## Dataset records
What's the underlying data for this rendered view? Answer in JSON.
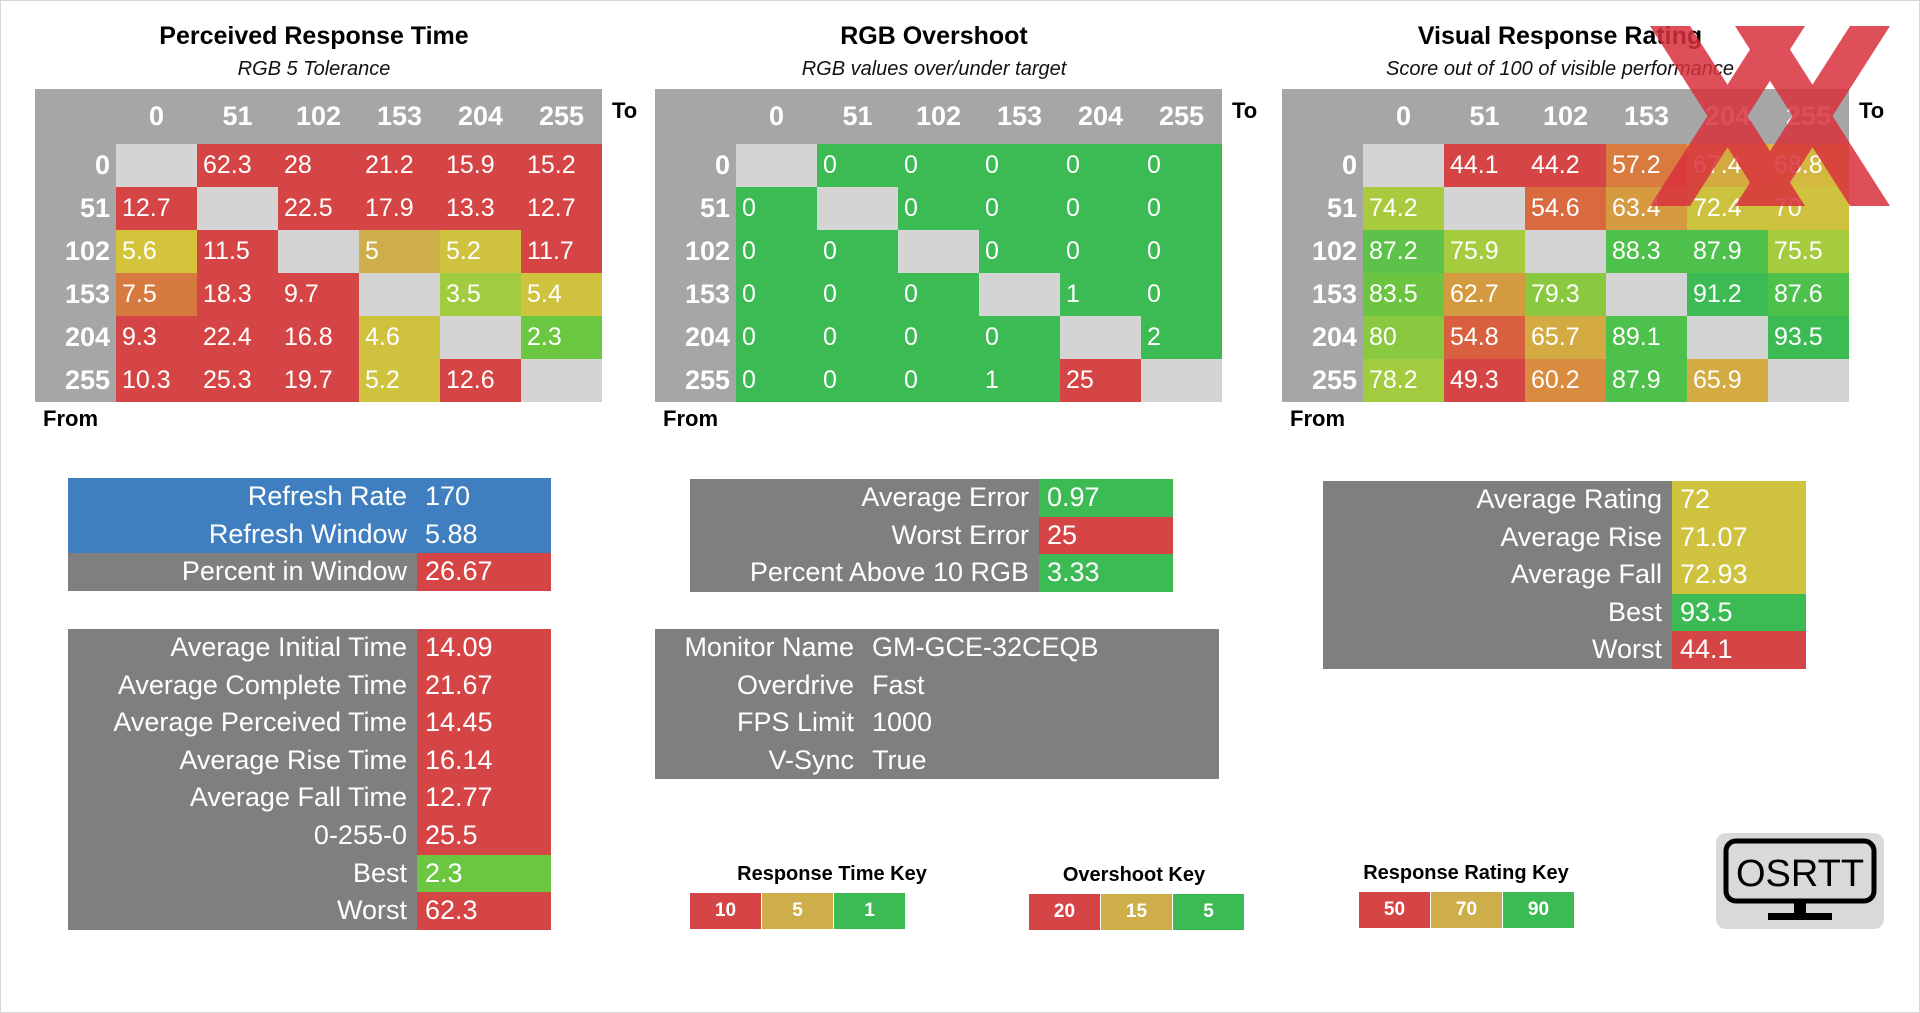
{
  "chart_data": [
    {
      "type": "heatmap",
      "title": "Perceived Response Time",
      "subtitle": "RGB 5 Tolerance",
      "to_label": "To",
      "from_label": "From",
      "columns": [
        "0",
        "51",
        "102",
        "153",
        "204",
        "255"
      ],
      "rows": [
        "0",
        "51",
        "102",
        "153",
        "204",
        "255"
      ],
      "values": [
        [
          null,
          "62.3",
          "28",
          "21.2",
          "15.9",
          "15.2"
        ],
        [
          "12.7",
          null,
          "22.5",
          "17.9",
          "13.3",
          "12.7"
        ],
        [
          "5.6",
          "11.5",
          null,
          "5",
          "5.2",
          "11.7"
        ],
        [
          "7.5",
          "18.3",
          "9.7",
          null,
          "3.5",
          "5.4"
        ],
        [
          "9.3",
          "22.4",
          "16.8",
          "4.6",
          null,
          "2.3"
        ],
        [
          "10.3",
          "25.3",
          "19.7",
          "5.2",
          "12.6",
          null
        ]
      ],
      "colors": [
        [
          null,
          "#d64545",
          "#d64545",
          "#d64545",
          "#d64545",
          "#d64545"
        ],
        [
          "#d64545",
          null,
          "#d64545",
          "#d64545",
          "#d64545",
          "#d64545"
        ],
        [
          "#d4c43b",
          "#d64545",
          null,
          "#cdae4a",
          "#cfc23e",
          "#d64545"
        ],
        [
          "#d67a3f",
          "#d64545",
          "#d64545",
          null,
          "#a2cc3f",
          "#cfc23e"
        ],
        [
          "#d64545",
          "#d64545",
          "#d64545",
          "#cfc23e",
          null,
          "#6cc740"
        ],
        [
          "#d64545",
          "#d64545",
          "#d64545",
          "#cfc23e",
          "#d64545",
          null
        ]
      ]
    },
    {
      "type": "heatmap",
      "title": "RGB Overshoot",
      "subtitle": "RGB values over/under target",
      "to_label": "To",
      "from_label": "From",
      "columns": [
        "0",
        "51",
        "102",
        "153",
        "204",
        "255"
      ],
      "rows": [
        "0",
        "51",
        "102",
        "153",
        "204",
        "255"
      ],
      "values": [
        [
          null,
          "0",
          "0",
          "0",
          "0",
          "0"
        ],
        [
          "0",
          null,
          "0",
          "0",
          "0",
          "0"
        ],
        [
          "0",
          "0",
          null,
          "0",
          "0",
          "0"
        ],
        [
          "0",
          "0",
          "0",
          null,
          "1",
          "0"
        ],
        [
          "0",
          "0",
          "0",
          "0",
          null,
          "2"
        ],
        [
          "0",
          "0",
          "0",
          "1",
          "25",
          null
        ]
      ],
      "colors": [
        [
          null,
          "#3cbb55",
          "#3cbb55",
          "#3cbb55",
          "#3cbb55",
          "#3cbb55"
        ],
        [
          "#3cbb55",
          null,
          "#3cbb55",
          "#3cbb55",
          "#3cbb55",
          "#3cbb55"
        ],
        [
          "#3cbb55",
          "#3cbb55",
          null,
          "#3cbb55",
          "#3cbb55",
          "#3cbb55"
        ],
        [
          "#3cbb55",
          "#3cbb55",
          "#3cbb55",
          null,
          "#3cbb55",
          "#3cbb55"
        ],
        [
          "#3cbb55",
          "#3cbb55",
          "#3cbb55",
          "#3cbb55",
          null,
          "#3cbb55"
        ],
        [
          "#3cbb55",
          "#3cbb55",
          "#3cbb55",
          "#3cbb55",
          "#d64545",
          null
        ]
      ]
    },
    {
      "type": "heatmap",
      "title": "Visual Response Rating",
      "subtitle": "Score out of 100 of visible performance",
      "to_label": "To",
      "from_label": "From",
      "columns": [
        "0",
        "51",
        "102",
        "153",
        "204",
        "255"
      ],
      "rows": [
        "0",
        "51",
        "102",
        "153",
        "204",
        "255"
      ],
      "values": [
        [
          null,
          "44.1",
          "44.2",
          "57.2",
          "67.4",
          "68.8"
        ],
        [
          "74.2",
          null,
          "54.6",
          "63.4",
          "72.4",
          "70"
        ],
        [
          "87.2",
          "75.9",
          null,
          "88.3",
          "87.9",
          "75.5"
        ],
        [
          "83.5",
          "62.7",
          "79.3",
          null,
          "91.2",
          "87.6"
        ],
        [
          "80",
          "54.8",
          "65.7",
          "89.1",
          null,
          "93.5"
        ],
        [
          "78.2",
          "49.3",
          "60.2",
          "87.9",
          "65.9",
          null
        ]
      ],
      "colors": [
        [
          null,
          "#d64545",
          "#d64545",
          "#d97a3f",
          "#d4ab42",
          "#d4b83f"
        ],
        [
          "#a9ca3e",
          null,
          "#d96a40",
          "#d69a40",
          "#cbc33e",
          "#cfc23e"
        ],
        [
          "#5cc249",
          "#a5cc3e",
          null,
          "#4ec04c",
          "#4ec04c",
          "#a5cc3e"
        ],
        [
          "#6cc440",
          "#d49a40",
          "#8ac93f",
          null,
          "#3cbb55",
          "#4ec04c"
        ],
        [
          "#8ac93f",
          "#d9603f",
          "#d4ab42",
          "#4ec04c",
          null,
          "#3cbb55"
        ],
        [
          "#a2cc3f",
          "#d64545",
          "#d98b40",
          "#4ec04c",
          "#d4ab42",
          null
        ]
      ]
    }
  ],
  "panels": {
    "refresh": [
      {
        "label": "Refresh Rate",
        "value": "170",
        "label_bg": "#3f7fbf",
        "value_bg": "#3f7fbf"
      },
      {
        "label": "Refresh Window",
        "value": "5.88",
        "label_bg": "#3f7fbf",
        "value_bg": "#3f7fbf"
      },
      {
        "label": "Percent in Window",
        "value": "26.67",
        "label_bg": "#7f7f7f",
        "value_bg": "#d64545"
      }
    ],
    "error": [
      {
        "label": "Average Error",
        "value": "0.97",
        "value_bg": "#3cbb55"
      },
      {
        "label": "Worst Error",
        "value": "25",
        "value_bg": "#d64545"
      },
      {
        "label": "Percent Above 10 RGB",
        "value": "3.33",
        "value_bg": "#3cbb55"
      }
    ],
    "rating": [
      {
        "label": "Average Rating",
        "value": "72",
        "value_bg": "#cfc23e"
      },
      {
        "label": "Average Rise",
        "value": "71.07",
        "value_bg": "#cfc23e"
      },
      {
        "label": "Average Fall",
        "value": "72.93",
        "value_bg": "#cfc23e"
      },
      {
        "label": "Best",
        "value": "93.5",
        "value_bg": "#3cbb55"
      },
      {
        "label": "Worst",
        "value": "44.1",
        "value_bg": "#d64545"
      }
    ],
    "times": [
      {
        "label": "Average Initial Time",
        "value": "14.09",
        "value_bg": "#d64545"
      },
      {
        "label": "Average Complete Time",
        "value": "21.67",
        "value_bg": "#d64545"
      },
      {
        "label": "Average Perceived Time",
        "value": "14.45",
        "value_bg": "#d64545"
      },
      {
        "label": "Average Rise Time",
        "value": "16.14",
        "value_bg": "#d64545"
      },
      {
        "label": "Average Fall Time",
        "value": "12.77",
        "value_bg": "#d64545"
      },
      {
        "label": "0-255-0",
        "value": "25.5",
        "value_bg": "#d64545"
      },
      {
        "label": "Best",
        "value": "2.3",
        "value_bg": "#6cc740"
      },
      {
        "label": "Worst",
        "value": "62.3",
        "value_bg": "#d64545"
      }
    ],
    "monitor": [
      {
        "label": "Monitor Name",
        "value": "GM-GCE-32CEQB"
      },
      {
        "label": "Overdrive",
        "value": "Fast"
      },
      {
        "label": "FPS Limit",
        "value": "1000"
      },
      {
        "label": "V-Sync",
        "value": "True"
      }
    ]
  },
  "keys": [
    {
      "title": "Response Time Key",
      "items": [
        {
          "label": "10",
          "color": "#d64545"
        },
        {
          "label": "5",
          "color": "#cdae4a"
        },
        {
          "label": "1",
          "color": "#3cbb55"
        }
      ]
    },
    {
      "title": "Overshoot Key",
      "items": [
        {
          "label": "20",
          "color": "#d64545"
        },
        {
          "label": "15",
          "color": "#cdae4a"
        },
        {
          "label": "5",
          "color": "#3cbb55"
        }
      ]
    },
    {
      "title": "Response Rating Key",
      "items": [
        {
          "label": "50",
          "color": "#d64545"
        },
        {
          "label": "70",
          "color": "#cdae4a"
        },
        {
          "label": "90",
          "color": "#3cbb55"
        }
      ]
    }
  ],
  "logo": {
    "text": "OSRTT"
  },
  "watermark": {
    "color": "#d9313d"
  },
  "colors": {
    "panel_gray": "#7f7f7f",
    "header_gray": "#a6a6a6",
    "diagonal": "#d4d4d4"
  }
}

## Brief
Report how many lines in the records hold the word "Response", giving the number and nothing else.

## Right answer
4